**Provided material**.
-=-=-
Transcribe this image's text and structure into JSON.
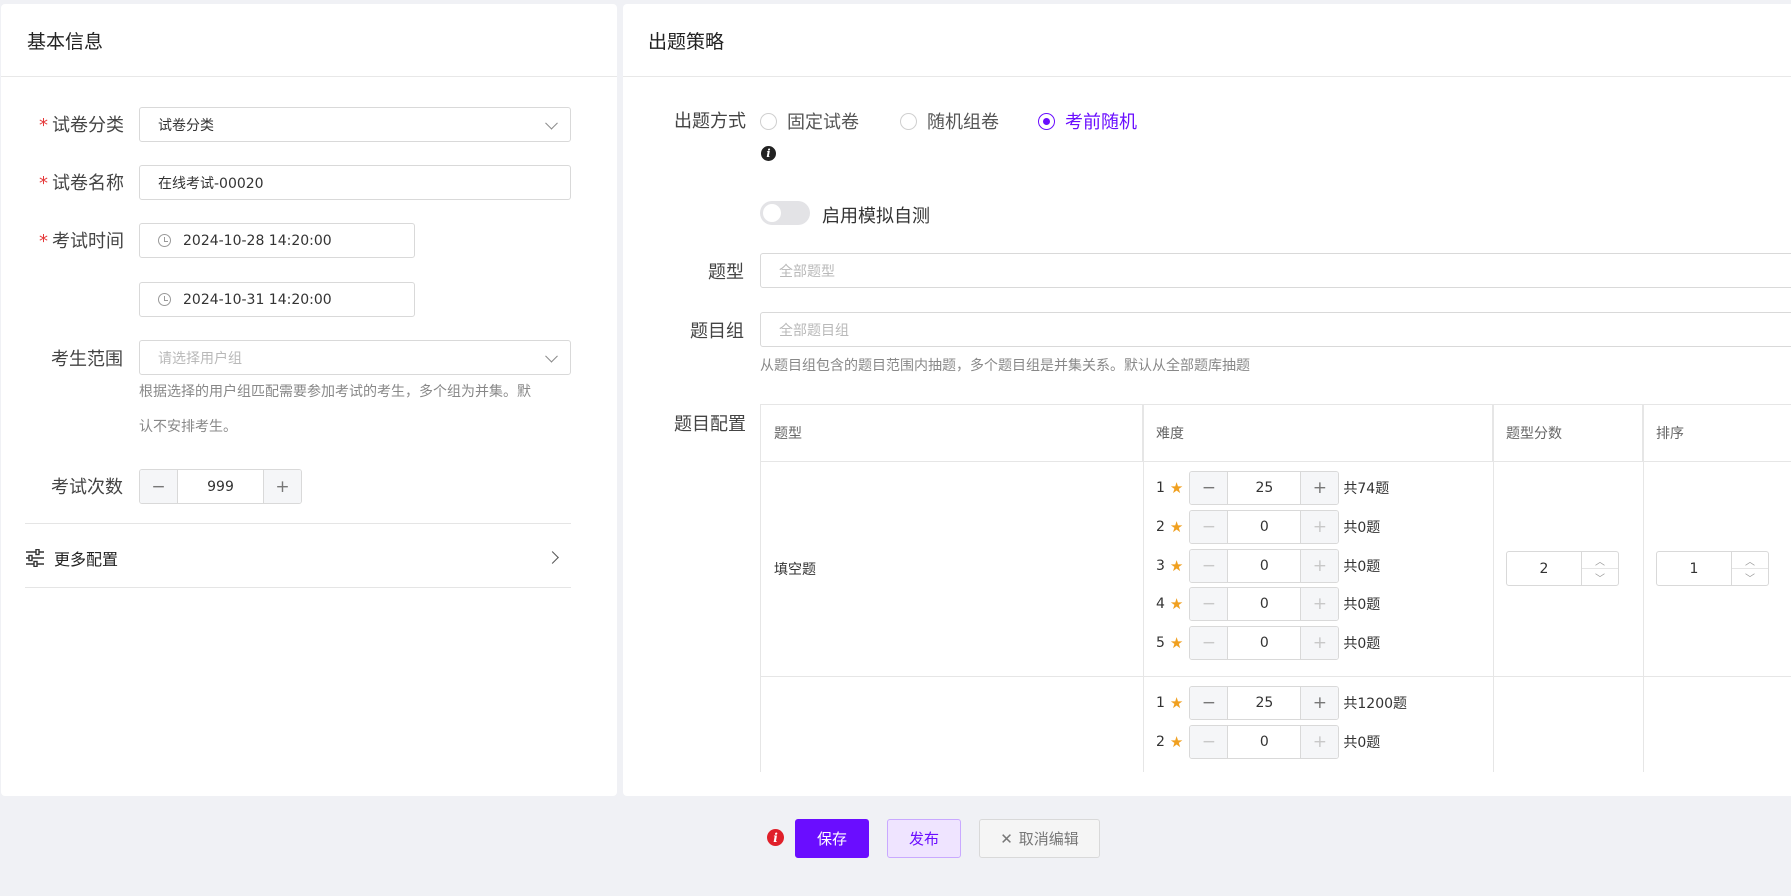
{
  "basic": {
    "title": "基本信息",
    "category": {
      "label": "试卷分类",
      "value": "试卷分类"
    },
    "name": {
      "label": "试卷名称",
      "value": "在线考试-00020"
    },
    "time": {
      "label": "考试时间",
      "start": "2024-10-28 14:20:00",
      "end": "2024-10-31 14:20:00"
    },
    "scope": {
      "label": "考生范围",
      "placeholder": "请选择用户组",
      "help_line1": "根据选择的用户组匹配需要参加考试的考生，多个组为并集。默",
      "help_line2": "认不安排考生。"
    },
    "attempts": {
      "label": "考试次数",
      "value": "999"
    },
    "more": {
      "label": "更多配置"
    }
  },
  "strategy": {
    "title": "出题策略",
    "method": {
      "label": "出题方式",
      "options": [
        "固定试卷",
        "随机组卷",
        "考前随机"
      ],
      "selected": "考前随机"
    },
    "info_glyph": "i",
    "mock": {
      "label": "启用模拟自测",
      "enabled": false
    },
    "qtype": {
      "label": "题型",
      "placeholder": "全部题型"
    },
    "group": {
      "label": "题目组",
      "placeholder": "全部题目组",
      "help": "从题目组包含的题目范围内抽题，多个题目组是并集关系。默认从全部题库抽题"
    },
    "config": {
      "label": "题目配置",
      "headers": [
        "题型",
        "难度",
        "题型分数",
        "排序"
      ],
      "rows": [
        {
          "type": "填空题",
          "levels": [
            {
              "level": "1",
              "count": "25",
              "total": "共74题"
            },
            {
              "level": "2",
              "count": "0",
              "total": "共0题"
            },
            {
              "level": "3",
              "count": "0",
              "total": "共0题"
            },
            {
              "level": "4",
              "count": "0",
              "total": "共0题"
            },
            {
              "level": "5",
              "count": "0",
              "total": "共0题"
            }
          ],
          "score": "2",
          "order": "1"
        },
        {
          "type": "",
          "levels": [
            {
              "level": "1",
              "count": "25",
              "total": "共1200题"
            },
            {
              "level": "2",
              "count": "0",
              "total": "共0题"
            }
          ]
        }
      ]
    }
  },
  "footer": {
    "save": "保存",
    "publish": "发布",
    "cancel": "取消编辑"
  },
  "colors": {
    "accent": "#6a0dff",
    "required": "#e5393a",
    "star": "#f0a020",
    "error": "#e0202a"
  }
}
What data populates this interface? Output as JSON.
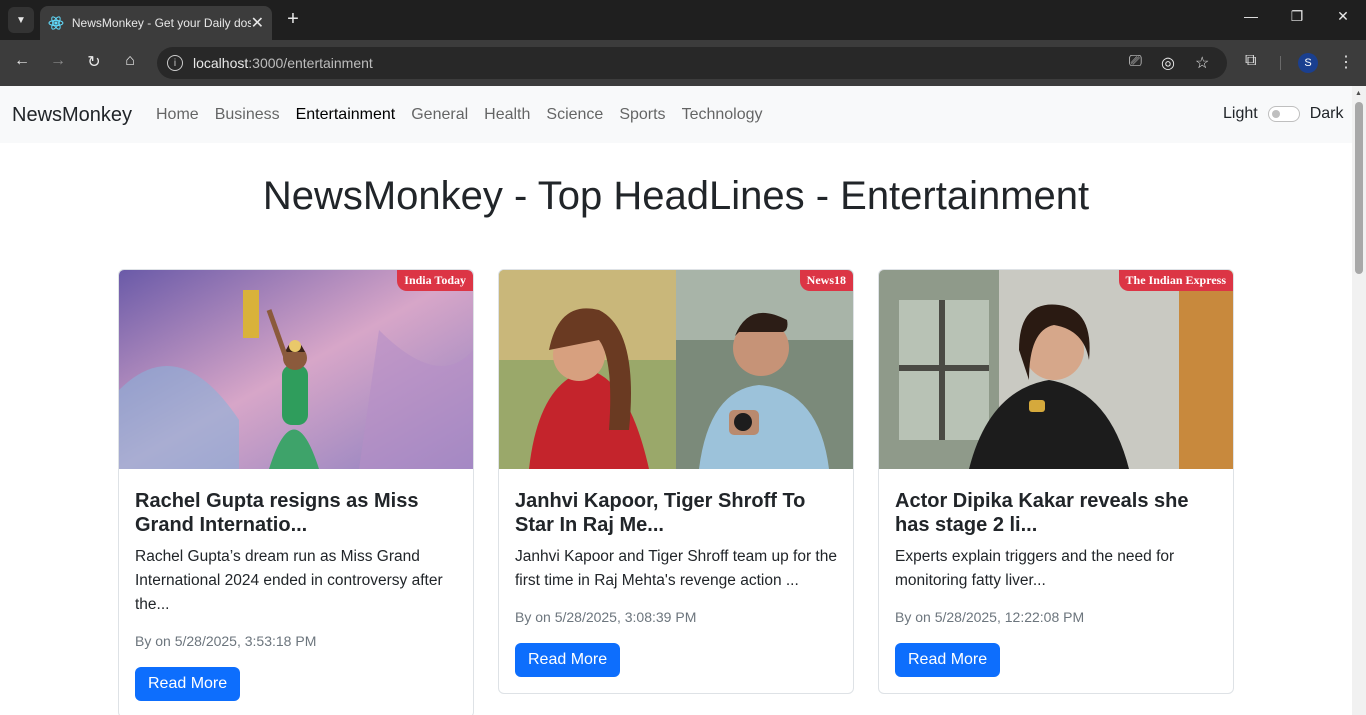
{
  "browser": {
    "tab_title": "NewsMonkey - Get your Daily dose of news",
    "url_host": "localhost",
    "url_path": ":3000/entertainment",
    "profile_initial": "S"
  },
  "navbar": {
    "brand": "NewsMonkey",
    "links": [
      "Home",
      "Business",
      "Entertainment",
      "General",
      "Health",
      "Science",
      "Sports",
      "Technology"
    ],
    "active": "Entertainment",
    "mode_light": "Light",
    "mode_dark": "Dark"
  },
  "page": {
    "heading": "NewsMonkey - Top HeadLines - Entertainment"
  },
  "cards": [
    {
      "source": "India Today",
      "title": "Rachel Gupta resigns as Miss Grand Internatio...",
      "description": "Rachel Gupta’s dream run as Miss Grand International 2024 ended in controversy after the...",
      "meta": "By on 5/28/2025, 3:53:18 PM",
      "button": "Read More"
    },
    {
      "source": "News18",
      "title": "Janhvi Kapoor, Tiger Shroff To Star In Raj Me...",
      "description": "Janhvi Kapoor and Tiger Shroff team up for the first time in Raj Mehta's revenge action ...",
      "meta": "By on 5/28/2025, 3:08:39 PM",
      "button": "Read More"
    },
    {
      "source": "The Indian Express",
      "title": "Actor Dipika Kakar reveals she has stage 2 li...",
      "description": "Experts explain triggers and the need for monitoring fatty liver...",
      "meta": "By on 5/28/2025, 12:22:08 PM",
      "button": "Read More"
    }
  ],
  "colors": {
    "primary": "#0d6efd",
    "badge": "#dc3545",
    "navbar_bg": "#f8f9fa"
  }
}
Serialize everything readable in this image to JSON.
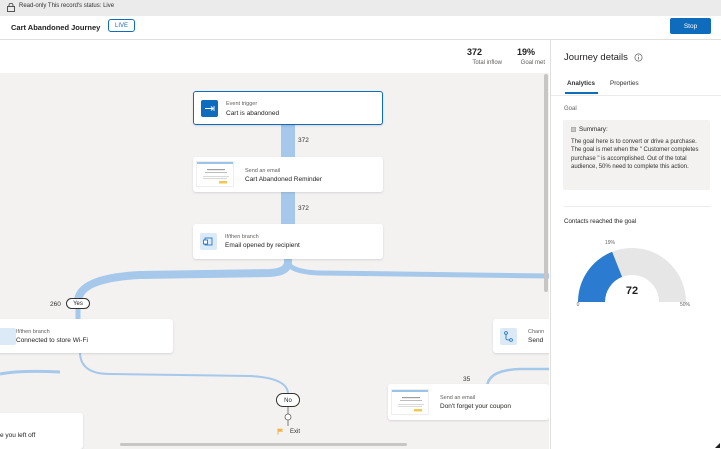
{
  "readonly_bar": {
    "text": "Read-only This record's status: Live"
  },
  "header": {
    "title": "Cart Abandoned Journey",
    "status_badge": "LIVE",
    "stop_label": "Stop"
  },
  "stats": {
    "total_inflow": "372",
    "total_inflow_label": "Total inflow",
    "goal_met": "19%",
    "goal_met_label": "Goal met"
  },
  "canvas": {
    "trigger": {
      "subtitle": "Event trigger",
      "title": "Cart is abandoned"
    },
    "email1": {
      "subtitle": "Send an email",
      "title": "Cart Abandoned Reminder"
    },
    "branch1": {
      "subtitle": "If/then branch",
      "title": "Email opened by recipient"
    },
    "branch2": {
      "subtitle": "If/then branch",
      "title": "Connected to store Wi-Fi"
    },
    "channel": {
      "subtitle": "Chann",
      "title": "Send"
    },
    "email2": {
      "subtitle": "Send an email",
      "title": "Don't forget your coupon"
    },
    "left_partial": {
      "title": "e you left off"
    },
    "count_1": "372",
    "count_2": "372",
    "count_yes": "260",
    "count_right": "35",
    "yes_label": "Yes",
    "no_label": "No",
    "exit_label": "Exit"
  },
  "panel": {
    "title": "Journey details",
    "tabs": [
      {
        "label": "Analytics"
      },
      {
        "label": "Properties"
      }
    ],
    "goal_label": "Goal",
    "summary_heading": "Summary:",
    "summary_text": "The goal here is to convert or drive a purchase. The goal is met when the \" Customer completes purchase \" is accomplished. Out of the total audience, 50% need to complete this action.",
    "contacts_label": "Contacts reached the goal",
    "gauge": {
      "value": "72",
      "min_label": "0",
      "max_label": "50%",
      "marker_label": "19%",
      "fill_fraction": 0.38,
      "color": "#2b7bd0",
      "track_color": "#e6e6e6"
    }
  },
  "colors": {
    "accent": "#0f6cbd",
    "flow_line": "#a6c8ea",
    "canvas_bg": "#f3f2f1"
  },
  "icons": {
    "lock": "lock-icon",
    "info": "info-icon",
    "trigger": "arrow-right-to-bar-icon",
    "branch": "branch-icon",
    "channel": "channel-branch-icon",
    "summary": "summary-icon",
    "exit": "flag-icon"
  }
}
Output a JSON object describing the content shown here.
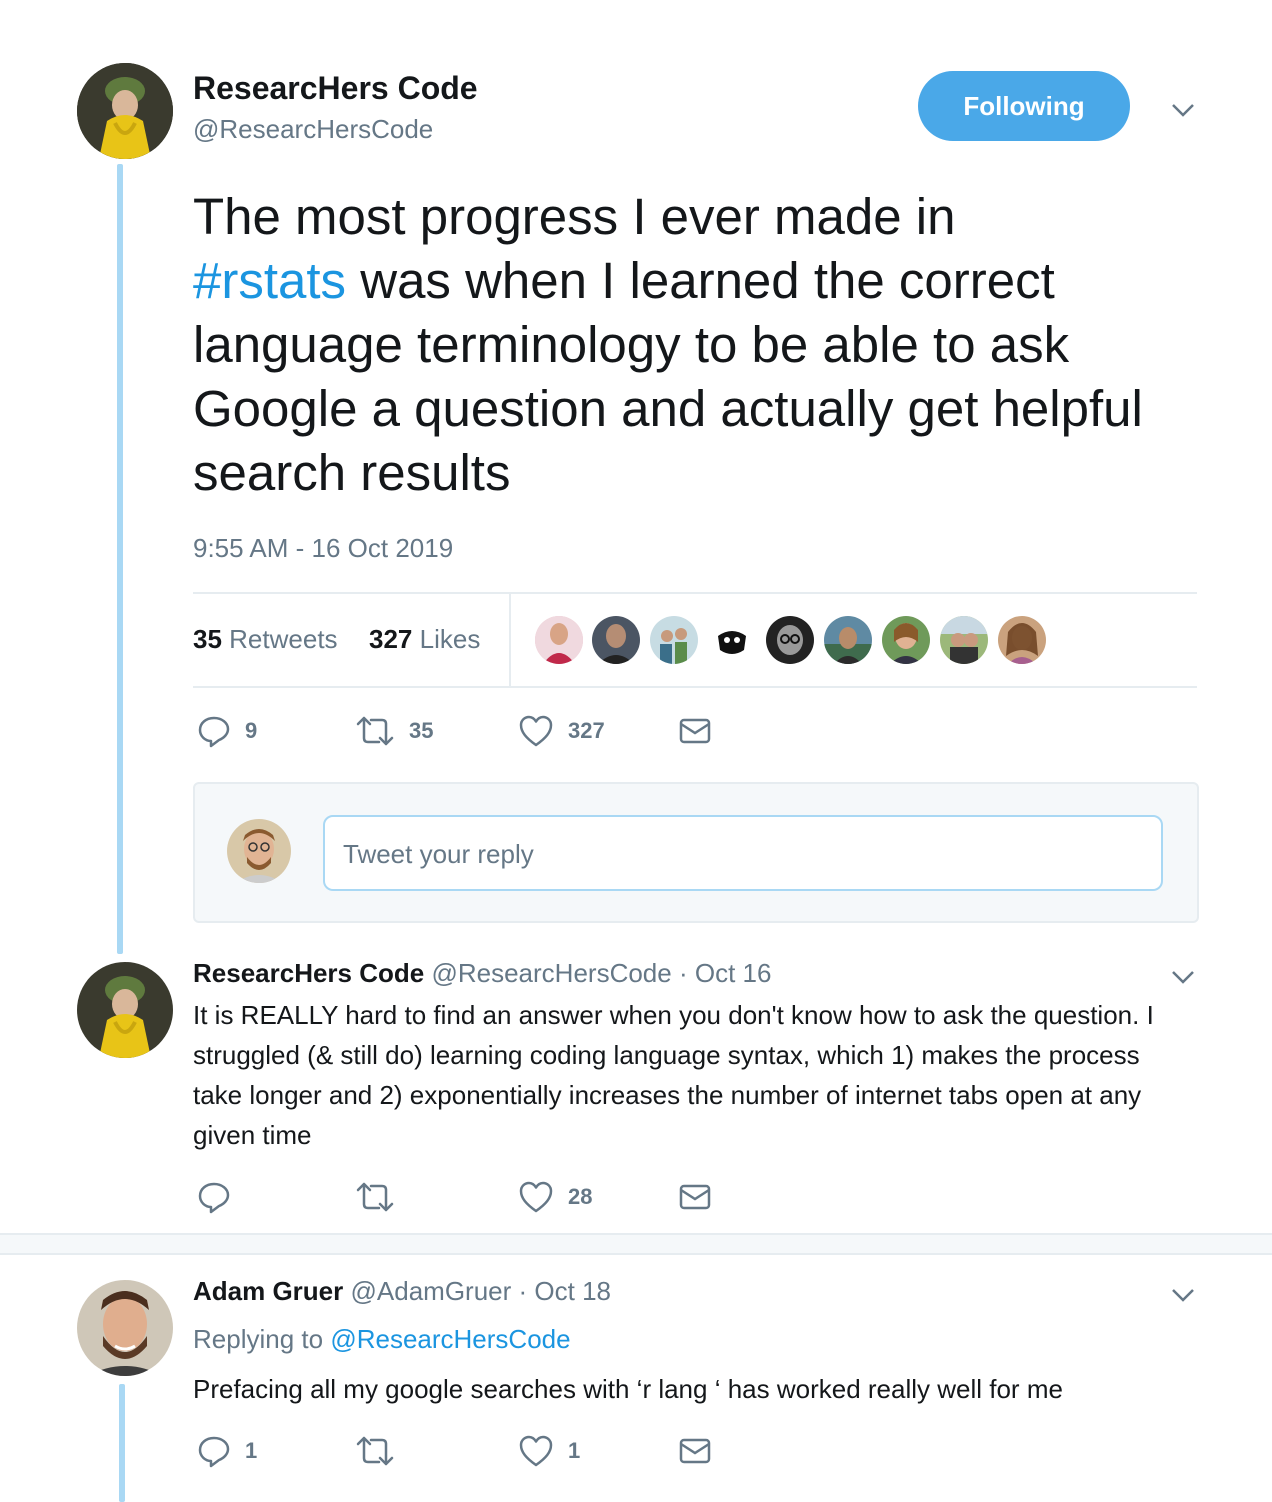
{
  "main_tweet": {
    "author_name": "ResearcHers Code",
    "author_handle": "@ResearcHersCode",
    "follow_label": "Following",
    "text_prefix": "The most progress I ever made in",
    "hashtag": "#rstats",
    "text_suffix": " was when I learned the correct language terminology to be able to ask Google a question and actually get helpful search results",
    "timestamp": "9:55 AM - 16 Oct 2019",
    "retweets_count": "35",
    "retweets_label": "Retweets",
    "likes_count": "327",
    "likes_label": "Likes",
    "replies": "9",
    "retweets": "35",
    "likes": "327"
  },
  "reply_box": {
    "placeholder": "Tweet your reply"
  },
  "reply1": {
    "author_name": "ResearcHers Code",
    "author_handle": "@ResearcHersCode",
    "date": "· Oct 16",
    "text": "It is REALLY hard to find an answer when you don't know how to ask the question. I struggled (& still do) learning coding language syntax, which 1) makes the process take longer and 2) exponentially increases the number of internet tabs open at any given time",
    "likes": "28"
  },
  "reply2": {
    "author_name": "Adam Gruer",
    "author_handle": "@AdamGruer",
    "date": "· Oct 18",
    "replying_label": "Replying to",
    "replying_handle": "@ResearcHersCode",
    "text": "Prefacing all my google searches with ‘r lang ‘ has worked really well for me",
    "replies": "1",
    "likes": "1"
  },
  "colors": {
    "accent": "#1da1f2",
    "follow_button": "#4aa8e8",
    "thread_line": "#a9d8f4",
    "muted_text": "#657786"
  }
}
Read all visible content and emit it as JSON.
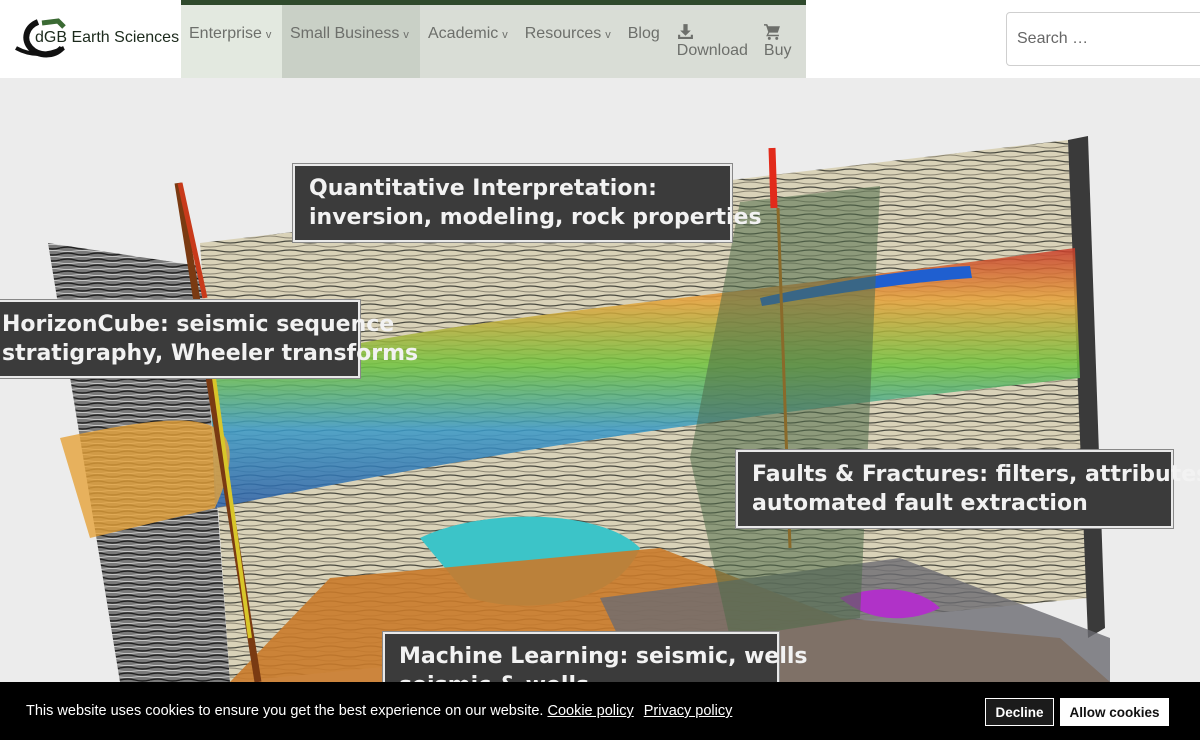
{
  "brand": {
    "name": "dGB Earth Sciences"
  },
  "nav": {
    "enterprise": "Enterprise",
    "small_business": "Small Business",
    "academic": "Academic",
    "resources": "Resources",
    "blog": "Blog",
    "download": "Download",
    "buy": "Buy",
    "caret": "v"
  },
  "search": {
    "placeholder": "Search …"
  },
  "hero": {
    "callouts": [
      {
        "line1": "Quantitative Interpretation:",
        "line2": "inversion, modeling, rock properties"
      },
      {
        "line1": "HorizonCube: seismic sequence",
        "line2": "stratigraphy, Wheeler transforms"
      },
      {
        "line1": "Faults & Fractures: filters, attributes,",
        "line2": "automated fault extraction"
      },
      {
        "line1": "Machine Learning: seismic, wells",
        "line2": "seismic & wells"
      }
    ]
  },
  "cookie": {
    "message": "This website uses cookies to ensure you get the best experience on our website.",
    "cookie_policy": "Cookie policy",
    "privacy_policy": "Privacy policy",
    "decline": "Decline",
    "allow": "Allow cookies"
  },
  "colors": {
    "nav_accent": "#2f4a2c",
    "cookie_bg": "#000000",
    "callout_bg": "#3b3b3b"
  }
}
-=-=-
**What this task involves**.
Extract every line above that contains the word "channel".

**Output of the task**.
    "channel": {
    "channel": "channel-branch-icon",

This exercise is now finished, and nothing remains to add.